- [MATERIAL PROVIDED]
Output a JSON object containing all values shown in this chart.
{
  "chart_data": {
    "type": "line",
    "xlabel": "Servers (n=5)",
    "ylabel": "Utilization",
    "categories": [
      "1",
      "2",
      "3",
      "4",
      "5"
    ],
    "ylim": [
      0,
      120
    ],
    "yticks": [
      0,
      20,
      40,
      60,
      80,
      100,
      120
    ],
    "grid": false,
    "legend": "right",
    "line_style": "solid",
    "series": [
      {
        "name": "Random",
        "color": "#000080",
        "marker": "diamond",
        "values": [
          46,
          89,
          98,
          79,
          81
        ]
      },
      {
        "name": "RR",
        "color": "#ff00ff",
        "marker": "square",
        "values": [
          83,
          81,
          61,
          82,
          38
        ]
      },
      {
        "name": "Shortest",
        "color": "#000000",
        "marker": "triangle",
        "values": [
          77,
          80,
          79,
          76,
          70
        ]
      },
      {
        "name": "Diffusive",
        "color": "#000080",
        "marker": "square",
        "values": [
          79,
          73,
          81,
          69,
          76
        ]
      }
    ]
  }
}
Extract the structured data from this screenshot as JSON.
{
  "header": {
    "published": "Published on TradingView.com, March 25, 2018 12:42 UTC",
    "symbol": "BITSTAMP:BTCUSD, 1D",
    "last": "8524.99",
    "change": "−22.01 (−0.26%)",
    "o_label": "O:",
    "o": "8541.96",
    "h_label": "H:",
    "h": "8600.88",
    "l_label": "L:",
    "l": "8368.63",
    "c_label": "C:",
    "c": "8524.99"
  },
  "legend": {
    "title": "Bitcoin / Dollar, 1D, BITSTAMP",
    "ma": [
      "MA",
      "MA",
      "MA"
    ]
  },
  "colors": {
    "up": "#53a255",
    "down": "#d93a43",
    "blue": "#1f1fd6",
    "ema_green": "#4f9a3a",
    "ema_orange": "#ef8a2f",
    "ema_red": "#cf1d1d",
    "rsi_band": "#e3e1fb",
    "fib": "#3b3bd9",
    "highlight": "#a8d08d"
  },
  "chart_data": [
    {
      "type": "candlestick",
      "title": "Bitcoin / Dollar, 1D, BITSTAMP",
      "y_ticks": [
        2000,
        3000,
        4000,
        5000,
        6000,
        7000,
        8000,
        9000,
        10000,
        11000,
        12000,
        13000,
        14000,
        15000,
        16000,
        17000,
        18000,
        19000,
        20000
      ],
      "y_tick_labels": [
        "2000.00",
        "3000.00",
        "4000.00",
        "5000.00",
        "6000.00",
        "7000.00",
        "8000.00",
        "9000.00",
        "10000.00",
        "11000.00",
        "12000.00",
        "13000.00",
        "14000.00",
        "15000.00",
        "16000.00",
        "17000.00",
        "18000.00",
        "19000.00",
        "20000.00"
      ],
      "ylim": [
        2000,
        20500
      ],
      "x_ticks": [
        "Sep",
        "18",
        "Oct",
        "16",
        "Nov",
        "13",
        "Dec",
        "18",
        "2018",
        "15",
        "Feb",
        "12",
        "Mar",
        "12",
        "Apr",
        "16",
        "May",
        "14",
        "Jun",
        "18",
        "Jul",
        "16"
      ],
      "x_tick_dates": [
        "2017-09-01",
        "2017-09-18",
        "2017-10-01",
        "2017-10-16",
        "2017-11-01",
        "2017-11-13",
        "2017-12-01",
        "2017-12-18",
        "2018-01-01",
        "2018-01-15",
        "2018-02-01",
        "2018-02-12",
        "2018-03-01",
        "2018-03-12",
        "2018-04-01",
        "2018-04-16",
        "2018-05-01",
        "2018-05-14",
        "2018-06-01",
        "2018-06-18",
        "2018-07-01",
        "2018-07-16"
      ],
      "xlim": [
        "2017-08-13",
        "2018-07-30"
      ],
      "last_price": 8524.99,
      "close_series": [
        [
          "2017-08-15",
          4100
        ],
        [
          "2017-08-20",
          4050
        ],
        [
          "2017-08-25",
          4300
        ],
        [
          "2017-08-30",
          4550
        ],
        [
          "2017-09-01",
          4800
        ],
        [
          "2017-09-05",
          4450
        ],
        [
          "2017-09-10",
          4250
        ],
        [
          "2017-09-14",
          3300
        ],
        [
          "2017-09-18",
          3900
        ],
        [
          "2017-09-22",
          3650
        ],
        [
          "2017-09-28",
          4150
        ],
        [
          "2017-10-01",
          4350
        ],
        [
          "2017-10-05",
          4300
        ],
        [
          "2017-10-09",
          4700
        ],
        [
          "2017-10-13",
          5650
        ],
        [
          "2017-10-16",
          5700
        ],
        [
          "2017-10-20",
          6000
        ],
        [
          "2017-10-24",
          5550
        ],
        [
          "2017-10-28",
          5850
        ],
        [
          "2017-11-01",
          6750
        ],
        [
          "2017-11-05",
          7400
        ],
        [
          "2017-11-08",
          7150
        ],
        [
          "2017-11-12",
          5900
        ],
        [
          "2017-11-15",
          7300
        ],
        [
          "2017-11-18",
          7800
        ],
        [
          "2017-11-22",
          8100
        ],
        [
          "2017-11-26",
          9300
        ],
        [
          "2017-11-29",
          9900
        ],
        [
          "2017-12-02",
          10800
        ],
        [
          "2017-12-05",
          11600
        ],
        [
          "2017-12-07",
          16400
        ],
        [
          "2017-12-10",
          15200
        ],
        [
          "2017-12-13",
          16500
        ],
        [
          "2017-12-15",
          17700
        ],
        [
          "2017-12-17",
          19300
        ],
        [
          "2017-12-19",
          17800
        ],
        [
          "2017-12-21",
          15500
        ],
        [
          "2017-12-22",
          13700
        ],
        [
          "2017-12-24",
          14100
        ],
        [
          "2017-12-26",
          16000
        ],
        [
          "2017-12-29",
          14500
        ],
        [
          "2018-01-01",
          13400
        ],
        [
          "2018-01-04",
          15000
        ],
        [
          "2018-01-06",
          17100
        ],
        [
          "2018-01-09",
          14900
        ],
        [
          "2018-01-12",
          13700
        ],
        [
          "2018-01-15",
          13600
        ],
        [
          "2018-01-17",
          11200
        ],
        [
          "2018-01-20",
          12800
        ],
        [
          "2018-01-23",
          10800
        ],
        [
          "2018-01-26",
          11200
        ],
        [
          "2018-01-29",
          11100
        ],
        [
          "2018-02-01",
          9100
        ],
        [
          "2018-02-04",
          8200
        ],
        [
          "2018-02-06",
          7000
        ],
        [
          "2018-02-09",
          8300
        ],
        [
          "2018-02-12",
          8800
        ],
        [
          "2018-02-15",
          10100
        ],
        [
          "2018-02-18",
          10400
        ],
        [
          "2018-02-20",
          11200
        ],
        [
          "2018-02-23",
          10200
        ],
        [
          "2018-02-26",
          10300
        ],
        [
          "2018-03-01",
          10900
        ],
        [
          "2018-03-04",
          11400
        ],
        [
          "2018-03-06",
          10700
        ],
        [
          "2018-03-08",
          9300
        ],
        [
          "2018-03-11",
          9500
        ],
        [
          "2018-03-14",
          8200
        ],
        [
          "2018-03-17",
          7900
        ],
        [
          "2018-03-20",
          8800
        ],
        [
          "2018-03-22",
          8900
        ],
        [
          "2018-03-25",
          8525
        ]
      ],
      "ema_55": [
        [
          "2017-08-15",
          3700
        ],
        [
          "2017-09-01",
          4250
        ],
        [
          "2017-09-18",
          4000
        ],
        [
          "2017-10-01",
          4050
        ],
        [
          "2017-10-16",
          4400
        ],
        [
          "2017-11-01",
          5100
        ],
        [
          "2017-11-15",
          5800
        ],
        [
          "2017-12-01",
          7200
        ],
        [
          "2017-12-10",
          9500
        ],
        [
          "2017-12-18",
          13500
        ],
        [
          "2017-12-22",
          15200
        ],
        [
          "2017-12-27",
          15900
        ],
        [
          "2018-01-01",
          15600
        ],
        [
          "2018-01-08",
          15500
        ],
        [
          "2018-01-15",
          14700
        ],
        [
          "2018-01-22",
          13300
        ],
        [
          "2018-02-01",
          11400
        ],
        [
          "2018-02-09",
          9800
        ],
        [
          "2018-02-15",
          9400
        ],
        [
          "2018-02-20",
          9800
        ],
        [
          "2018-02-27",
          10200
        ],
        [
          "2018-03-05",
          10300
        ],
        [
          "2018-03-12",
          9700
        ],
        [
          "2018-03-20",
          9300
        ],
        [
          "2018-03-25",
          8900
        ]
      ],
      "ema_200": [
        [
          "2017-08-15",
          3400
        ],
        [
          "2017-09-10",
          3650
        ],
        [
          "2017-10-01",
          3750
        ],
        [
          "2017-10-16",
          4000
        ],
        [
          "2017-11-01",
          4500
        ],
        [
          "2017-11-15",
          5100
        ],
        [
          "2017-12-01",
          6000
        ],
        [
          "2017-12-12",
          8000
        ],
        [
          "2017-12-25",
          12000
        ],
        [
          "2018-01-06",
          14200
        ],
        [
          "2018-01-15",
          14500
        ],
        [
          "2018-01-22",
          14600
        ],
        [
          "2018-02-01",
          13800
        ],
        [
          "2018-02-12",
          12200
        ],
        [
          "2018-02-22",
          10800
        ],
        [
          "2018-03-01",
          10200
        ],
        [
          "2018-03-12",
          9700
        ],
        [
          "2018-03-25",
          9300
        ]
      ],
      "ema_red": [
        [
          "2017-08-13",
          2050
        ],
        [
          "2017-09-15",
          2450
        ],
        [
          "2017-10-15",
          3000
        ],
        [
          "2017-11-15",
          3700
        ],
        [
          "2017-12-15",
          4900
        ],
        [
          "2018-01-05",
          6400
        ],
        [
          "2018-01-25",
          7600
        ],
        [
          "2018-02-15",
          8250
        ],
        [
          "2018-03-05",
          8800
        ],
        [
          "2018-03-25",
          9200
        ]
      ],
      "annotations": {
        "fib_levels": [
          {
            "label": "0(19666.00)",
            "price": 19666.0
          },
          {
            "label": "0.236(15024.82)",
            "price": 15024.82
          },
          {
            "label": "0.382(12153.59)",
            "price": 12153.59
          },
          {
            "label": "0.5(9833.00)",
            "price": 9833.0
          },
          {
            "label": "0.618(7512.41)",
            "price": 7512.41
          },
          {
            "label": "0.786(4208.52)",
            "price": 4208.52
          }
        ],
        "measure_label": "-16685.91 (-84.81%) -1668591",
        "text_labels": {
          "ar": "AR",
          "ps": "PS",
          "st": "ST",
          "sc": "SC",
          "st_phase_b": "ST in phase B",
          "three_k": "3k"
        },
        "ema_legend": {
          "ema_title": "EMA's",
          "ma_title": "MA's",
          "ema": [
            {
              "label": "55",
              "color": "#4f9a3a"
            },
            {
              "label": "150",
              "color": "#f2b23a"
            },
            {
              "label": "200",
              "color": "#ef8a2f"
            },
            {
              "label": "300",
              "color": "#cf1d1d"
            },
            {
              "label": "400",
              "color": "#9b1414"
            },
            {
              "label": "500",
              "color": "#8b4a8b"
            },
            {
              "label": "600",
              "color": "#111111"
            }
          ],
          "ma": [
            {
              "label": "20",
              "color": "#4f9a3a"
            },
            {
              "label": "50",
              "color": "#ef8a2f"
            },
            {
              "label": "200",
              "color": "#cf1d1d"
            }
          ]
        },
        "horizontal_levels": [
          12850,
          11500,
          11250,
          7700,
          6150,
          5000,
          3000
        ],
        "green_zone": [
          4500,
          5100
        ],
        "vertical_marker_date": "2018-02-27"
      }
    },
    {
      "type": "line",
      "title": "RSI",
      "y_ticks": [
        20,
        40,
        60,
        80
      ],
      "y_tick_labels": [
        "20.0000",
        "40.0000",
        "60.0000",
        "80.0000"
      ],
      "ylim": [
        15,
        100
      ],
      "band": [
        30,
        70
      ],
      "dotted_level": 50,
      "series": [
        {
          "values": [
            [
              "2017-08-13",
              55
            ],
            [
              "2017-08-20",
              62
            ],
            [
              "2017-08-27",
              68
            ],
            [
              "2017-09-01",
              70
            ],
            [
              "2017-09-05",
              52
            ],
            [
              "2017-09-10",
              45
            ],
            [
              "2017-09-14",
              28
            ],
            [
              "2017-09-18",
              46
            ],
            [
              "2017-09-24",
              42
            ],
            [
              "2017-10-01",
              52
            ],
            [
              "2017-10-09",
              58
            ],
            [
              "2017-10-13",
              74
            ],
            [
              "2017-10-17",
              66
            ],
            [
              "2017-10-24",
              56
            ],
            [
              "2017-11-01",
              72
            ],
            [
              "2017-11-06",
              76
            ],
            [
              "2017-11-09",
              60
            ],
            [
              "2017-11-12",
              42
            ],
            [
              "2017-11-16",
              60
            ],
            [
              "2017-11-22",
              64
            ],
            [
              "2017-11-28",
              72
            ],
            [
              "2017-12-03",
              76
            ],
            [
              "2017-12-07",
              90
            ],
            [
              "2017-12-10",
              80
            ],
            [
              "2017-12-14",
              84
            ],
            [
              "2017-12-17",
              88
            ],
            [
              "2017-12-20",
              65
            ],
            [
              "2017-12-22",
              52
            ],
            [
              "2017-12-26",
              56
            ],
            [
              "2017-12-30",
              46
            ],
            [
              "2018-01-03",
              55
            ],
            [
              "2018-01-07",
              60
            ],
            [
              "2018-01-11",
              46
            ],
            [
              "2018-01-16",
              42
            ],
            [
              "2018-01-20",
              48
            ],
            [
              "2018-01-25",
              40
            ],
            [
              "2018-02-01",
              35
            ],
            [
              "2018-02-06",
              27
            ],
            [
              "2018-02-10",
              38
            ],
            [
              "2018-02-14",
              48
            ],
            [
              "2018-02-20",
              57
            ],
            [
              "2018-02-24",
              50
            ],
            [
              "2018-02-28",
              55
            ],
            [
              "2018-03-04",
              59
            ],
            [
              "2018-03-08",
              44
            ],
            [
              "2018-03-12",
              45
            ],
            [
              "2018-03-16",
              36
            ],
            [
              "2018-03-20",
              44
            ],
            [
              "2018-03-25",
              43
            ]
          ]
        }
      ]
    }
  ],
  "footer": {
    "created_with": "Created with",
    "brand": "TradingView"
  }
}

- [WHAT YOU HAVE TO DO] Which lines contain the word "JSON"? Return each of them.

- [SOLUTION TO THIS PROBLEM]
Output a JSON object containing all values shown in this chart.
Extract the structured data from this screenshot as JSON.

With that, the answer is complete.